(Items from a data source)
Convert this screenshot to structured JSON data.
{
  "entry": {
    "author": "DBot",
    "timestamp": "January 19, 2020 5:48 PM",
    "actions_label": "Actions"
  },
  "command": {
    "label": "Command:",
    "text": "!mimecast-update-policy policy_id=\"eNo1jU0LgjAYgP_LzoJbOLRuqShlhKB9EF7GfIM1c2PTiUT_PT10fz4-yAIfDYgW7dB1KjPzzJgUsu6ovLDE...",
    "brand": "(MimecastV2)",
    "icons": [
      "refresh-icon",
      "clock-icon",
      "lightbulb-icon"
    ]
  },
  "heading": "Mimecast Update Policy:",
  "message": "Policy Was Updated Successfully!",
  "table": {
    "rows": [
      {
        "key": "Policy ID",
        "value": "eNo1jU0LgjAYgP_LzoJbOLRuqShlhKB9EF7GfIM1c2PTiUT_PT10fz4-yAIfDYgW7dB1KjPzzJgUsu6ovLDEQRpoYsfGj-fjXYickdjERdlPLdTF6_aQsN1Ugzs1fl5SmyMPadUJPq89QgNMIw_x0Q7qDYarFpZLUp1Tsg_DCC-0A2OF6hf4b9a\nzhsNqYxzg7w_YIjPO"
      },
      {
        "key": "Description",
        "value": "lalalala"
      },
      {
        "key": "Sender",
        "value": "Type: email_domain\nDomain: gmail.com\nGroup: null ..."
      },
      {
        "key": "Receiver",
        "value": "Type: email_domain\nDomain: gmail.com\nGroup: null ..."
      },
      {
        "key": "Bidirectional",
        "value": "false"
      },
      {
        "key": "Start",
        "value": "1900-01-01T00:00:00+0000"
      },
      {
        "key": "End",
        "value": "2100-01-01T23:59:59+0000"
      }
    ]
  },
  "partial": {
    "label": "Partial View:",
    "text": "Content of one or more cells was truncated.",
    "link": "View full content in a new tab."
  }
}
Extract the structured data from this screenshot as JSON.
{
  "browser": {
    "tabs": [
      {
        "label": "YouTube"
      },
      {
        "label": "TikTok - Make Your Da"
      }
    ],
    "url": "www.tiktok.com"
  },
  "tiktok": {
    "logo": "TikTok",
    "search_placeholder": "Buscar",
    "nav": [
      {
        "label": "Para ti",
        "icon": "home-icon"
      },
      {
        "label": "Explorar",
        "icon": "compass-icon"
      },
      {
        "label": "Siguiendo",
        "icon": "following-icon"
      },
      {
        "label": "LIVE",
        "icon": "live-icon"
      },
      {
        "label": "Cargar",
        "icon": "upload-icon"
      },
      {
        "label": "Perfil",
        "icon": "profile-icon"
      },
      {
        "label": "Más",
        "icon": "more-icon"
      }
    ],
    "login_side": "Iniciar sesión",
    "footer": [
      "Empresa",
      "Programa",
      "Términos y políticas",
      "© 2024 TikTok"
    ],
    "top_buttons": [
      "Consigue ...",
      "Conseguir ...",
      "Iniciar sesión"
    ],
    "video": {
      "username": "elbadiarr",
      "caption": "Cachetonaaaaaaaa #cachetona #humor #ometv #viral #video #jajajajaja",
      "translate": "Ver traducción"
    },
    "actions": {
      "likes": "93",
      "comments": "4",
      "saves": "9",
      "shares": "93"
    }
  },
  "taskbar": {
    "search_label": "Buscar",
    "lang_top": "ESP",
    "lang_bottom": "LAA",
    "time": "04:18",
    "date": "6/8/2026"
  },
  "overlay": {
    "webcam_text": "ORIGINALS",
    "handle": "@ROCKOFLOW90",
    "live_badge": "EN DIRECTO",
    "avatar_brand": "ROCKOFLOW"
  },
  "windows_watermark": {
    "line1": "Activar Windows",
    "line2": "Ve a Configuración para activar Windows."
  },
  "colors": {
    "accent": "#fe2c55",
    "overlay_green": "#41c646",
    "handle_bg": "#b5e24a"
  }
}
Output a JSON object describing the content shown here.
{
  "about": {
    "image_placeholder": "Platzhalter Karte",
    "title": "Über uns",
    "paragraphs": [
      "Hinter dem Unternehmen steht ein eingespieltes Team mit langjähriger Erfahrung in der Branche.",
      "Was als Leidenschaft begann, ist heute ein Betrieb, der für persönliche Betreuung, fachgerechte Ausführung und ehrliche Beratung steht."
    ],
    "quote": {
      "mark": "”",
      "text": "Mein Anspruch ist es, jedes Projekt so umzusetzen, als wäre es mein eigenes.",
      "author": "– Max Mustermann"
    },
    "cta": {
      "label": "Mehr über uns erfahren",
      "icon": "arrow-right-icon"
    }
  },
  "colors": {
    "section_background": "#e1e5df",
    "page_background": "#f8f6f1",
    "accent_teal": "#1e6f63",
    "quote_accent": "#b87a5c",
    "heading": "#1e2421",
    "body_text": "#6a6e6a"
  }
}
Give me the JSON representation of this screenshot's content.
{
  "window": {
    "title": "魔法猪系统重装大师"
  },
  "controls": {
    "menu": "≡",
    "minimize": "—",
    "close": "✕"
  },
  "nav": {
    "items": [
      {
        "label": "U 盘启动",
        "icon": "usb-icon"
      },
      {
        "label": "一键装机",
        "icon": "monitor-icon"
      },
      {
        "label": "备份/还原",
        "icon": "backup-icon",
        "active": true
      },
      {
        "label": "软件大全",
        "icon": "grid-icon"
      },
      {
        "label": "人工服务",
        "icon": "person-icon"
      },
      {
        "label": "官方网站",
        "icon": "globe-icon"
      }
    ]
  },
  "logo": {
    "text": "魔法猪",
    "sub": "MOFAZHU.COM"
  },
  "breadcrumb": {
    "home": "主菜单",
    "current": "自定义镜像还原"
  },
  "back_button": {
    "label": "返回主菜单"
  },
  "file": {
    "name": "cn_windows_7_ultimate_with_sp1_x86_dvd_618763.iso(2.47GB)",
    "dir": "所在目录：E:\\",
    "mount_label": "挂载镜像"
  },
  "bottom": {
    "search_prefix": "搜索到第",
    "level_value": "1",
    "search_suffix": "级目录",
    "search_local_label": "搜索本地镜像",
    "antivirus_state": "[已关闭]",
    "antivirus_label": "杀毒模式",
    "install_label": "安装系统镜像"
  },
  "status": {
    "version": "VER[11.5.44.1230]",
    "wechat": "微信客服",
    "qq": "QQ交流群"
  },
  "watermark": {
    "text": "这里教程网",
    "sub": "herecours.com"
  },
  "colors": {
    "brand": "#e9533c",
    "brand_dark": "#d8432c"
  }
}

Task statement >> The full set of entries must be printed again without any alteration.

Answer box >>
Convert this screenshot to structured JSON data.
{
  "entry": {
    "author": "DBot",
    "timestamp": "January 19, 2020 5:48 PM",
    "actions_label": "Actions"
  },
  "command": {
    "label": "Command:",
    "text": "!mimecast-update-policy policy_id=\"eNo1jU0LgjAYgP_LzoJbOLRuqShlhKB9EF7GfIM1c2PTiUT_PT10fz4-yAIfDYgW7dB1KjPzzJgUsu6ovLDE...",
    "brand": "(MimecastV2)",
    "icons": [
      "refresh-icon",
      "clock-icon",
      "lightbulb-icon"
    ]
  },
  "heading": "Mimecast Update Policy:",
  "message": "Policy Was Updated Successfully!",
  "table": {
    "rows": [
      {
        "key": "Policy ID",
        "value": "eNo1jU0LgjAYgP_LzoJbOLRuqShlhKB9EF7GfIM1c2PTiUT_PT10fz4-yAIfDYgW7dB1KjPzzJgUsu6ovLDEQRpoYsfGj-fjXYickdjERdlPLdTF6_aQsN1Ugzs1fl5SmyMPadUJPq89QgNMIw_x0Q7qDYarFpZLUp1Tsg_DCC-0A2OF6hf4b9a\nzhsNqYxzg7w_YIjPO"
      },
      {
        "key": "Description",
        "value": "lalalala"
      },
      {
        "key": "Sender",
        "value": "Type: email_domain\nDomain: gmail.com\nGroup: null ..."
      },
      {
        "key": "Receiver",
        "value": "Type: email_domain\nDomain: gmail.com\nGroup: null ..."
      },
      {
        "key": "Bidirectional",
        "value": "false"
      },
      {
        "key": "Start",
        "value": "1900-01-01T00:00:00+0000"
      },
      {
        "key": "End",
        "value": "2100-01-01T23:59:59+0000"
      }
    ]
  },
  "partial": {
    "label": "Partial View:",
    "text": "Content of one or more cells was truncated.",
    "link": "View full content in a new tab."
  }
}
Extract the structured data from this screenshot as JSON.
{
  "browser": {
    "tabs": [
      {
        "label": "YouTube"
      },
      {
        "label": "TikTok - Make Your Da"
      }
    ],
    "url": "www.tiktok.com"
  },
  "tiktok": {
    "logo": "TikTok",
    "search_placeholder": "Buscar",
    "nav": [
      {
        "label": "Para ti",
        "icon": "home-icon"
      },
      {
        "label": "Explorar",
        "icon": "compass-icon"
      },
      {
        "label": "Siguiendo",
        "icon": "following-icon"
      },
      {
        "label": "LIVE",
        "icon": "live-icon"
      },
      {
        "label": "Cargar",
        "icon": "upload-icon"
      },
      {
        "label": "Perfil",
        "icon": "profile-icon"
      },
      {
        "label": "Más",
        "icon": "more-icon"
      }
    ],
    "login_side": "Iniciar sesión",
    "footer": [
      "Empresa",
      "Programa",
      "Términos y políticas",
      "© 2024 TikTok"
    ],
    "top_buttons": [
      "Consigue ...",
      "Conseguir ...",
      "Iniciar sesión"
    ],
    "video": {
      "username": "elbadiarr",
      "caption": "Cachetonaaaaaaaa #cachetona #humor #ometv #viral #video #jajajajaja",
      "translate": "Ver traducción"
    },
    "actions": {
      "likes": "93",
      "comments": "4",
      "saves": "9",
      "shares": "93"
    }
  },
  "taskbar": {
    "search_label": "Buscar",
    "lang_top": "ESP",
    "lang_bottom": "LAA",
    "time": "04:18",
    "date": "6/8/2026"
  },
  "overlay": {
    "webcam_text": "ORIGINALS",
    "handle": "@ROCKOFLOW90",
    "live_badge": "EN DIRECTO",
    "avatar_brand": "ROCKOFLOW"
  },
  "windows_watermark": {
    "line1": "Activar Windows",
    "line2": "Ve a Configuración para activar Windows."
  },
  "colors": {
    "accent": "#fe2c55",
    "overlay_green": "#41c646",
    "handle_bg": "#b5e24a"
  }
}
Output a JSON object describing the content shown here.
{
  "about": {
    "image_placeholder": "Platzhalter Karte",
    "title": "Über uns",
    "paragraphs": [
      "Hinter dem Unternehmen steht ein eingespieltes Team mit langjähriger Erfahrung in der Branche.",
      "Was als Leidenschaft begann, ist heute ein Betrieb, der für persönliche Betreuung, fachgerechte Ausführung und ehrliche Beratung steht."
    ],
    "quote": {
      "mark": "”",
      "text": "Mein Anspruch ist es, jedes Projekt so umzusetzen, als wäre es mein eigenes.",
      "author": "– Max Mustermann"
    },
    "cta": {
      "label": "Mehr über uns erfahren",
      "icon": "arrow-right-icon"
    }
  },
  "colors": {
    "section_background": "#e1e5df",
    "page_background": "#f8f6f1",
    "accent_teal": "#1e6f63",
    "quote_accent": "#b87a5c",
    "heading": "#1e2421",
    "body_text": "#6a6e6a"
  }
}
Give me the JSON representation of this screenshot's content.
{
  "window": {
    "title": "魔法猪系统重装大师"
  },
  "controls": {
    "menu": "≡",
    "minimize": "—",
    "close": "✕"
  },
  "nav": {
    "items": [
      {
        "label": "U 盘启动",
        "icon": "usb-icon"
      },
      {
        "label": "一键装机",
        "icon": "monitor-icon"
      },
      {
        "label": "备份/还原",
        "icon": "backup-icon",
        "active": true
      },
      {
        "label": "软件大全",
        "icon": "grid-icon"
      },
      {
        "label": "人工服务",
        "icon": "person-icon"
      },
      {
        "label": "官方网站",
        "icon": "globe-icon"
      }
    ]
  },
  "logo": {
    "text": "魔法猪",
    "sub": "MOFAZHU.COM"
  },
  "breadcrumb": {
    "home": "主菜单",
    "current": "自定义镜像还原"
  },
  "back_button": {
    "label": "返回主菜单"
  },
  "file": {
    "name": "cn_windows_7_ultimate_with_sp1_x86_dvd_618763.iso(2.47GB)",
    "dir": "所在目录：E:\\",
    "mount_label": "挂载镜像"
  },
  "bottom": {
    "search_prefix": "搜索到第",
    "level_value": "1",
    "search_suffix": "级目录",
    "search_local_label": "搜索本地镜像",
    "antivirus_state": "[已关闭]",
    "antivirus_label": "杀毒模式",
    "install_label": "安装系统镜像"
  },
  "status": {
    "version": "VER[11.5.44.1230]",
    "wechat": "微信客服",
    "qq": "QQ交流群"
  },
  "watermark": {
    "text": "这里教程网",
    "sub": "herecours.com"
  },
  "colors": {
    "brand": "#e9533c",
    "brand_dark": "#d8432c"
  }
}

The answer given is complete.